··· DATASET

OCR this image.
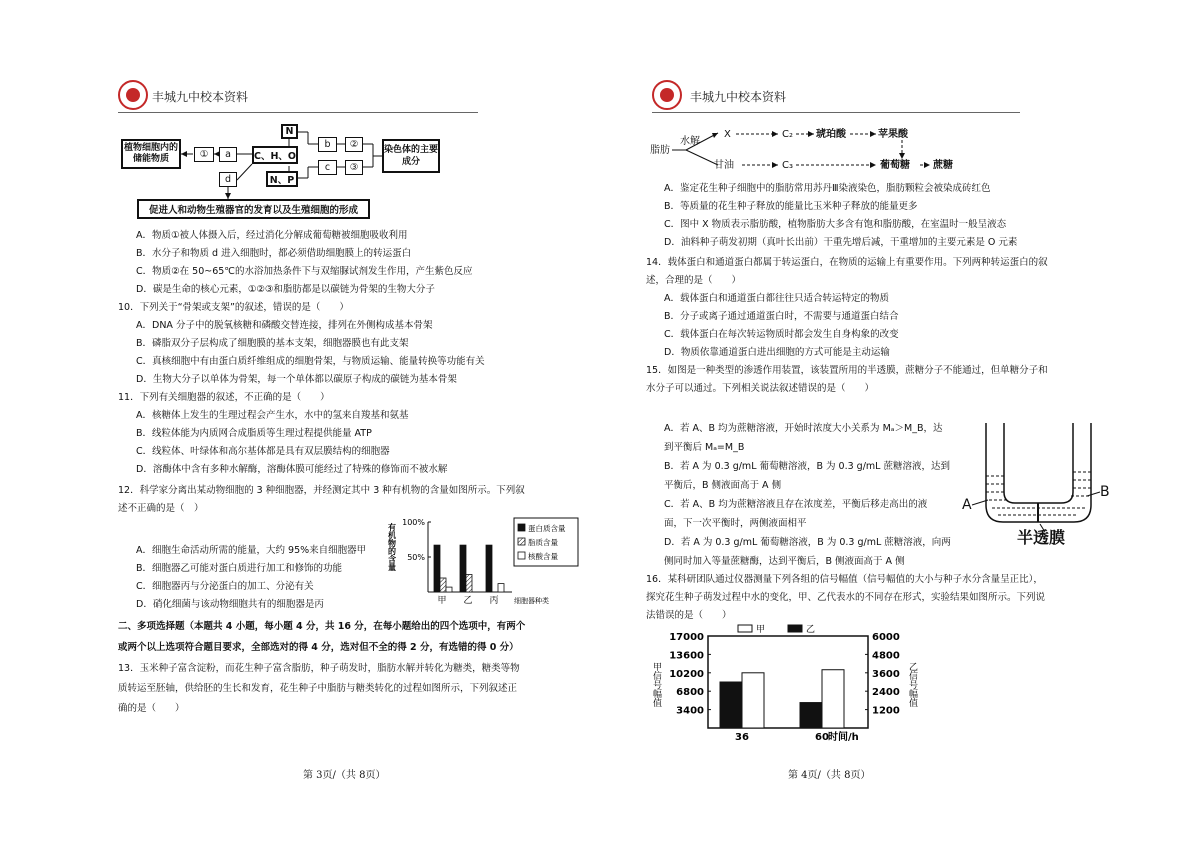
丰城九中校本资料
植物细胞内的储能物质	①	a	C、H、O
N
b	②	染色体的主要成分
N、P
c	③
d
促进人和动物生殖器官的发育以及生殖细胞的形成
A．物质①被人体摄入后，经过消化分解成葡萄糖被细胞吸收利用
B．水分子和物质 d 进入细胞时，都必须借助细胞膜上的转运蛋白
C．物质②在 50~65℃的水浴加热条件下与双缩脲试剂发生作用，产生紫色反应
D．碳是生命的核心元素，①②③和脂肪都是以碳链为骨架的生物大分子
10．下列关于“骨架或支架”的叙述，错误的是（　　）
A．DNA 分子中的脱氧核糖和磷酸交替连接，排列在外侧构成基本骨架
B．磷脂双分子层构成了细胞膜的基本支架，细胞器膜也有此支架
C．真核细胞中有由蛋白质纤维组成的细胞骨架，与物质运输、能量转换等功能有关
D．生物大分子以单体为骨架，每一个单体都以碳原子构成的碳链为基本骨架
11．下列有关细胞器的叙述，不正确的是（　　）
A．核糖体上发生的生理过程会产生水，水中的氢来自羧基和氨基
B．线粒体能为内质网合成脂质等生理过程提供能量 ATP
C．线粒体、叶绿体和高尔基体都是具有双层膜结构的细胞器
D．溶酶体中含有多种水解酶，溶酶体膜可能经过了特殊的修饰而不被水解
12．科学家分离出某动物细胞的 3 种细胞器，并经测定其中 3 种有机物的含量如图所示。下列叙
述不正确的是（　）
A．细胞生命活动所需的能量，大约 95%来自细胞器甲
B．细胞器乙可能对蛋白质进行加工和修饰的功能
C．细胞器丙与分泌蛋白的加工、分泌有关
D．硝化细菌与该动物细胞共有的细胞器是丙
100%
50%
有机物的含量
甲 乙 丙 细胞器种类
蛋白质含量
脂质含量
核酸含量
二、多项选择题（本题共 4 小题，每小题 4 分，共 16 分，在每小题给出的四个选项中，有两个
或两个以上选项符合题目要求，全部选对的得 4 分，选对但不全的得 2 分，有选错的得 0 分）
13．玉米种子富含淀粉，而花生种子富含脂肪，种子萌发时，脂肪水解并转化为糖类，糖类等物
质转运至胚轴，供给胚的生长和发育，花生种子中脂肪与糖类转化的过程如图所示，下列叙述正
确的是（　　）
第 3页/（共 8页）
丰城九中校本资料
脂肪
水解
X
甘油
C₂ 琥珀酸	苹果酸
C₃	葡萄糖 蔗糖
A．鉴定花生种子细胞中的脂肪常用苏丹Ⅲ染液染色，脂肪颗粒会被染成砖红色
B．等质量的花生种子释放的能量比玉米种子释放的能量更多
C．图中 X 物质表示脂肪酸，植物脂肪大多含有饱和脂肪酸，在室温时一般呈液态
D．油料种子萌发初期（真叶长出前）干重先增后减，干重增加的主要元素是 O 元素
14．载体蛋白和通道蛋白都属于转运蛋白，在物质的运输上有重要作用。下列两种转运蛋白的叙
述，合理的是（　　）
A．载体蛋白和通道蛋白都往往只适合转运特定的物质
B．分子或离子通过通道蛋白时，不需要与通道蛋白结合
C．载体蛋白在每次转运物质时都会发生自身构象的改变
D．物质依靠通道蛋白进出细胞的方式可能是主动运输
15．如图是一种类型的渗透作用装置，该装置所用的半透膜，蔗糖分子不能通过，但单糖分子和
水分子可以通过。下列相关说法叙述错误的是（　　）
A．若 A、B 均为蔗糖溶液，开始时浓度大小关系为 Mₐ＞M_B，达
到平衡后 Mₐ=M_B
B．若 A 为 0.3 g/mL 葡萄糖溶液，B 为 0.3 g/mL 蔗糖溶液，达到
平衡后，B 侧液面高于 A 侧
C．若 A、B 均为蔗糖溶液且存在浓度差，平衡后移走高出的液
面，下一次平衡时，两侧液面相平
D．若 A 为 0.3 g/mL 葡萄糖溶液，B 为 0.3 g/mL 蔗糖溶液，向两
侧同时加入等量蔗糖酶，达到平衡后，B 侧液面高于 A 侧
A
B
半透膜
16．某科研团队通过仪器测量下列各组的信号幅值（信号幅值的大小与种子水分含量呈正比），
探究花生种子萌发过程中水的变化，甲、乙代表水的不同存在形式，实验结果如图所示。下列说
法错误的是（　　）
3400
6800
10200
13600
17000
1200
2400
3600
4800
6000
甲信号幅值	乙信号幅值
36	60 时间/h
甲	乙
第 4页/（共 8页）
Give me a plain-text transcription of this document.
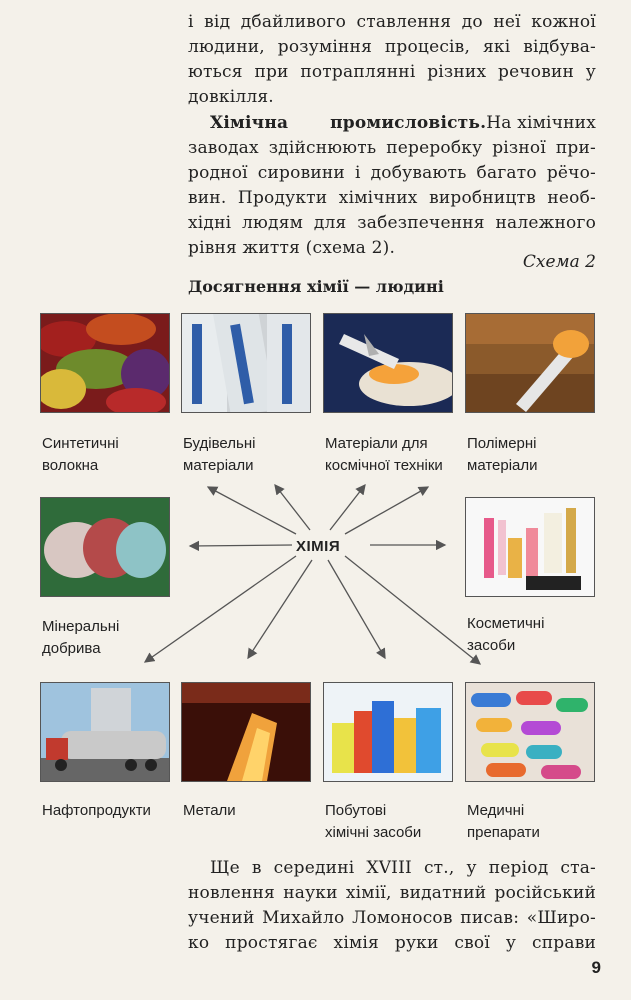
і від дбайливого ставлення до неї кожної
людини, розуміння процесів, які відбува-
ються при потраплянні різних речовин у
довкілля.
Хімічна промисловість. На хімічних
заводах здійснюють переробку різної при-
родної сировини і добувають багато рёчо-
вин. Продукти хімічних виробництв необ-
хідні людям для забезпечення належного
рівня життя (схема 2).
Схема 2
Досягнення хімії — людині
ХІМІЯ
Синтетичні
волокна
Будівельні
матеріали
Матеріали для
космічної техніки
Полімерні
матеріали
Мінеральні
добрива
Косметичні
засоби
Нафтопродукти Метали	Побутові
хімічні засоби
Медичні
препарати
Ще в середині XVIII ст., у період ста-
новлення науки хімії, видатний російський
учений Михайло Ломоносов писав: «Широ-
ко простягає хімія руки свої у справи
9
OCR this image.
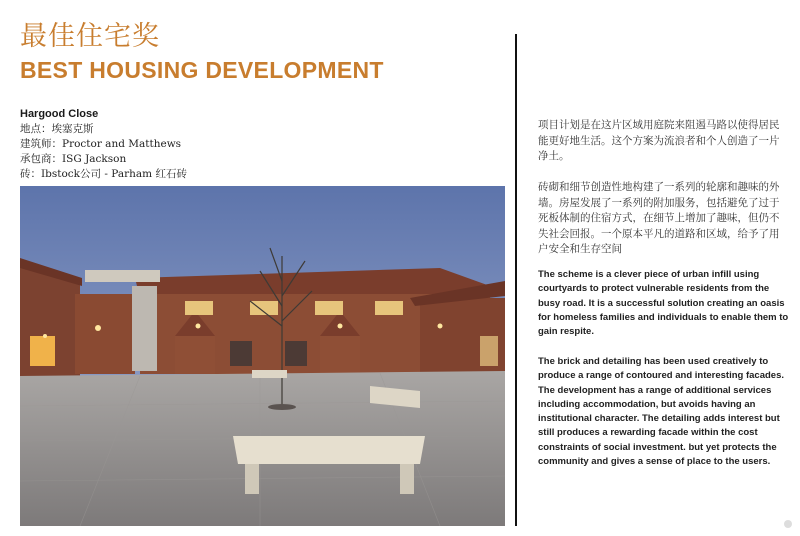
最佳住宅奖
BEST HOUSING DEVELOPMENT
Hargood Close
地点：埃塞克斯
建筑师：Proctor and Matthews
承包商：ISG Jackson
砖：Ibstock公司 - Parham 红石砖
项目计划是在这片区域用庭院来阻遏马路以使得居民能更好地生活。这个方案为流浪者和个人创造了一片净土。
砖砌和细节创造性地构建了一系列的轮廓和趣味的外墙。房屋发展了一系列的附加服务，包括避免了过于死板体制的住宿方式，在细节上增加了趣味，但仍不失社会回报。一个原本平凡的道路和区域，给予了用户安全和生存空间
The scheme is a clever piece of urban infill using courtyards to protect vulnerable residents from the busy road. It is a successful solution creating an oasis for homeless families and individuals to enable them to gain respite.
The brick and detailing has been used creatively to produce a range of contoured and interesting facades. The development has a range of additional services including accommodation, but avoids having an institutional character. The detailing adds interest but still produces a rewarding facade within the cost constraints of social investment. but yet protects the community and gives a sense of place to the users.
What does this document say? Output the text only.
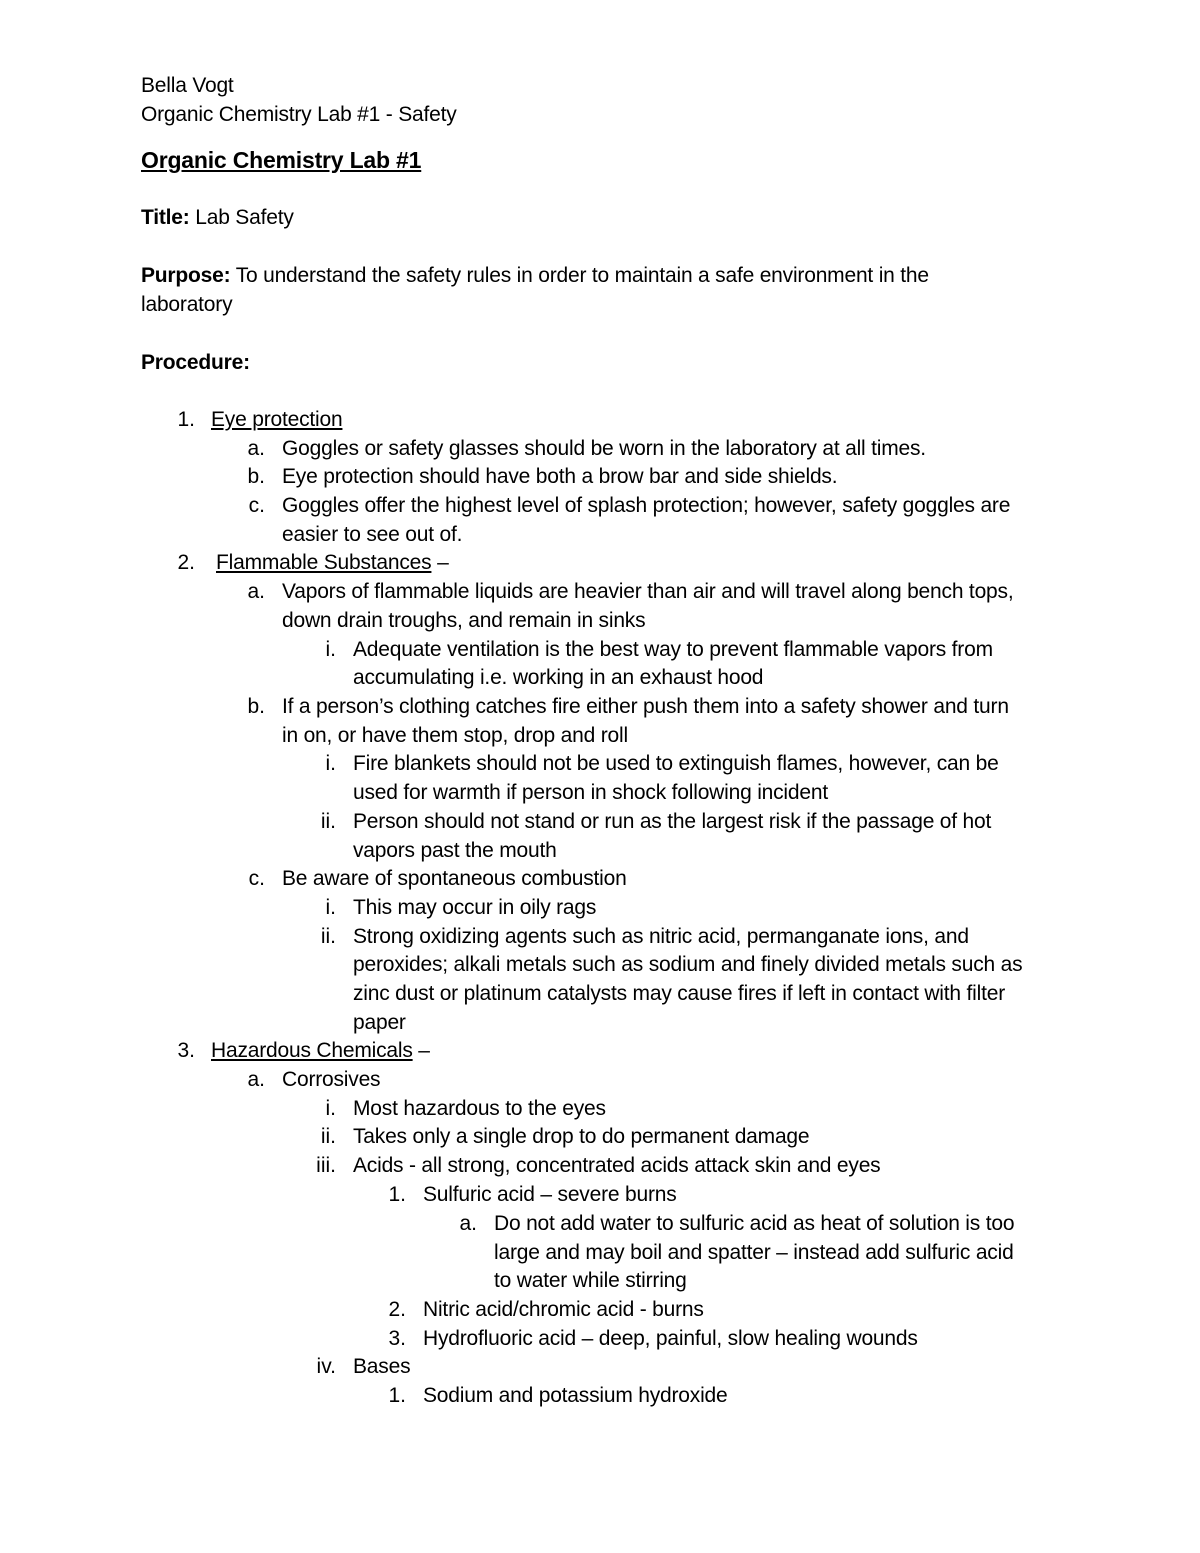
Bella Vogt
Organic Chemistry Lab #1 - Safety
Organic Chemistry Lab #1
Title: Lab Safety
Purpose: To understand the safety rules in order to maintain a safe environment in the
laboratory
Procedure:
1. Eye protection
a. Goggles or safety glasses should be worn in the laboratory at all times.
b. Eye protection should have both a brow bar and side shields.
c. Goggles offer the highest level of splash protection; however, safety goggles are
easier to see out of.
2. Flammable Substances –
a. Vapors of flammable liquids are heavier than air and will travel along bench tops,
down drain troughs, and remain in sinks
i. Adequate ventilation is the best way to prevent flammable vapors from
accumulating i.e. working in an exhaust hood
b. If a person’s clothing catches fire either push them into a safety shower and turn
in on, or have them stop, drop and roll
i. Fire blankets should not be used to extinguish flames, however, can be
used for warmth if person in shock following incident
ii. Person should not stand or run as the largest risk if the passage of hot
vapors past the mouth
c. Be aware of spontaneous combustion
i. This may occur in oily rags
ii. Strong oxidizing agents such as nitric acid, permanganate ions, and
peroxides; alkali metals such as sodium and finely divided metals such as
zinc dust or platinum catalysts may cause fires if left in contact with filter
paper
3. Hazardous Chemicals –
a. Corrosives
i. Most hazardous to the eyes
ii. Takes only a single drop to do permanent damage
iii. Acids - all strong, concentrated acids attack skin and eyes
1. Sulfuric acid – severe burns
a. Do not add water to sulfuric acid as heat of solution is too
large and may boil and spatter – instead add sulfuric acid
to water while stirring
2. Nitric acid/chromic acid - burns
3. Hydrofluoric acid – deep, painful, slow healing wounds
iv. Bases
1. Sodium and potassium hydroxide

······

#### SHORT PROBLEM:
Single out each line of the records above with the string "eyes" in it, and copy it.

#### ANSWER TO THIS EXERCISE:
i. Most hazardous to the eyes
iii. Acids - all strong, concentrated acids attack skin and eyes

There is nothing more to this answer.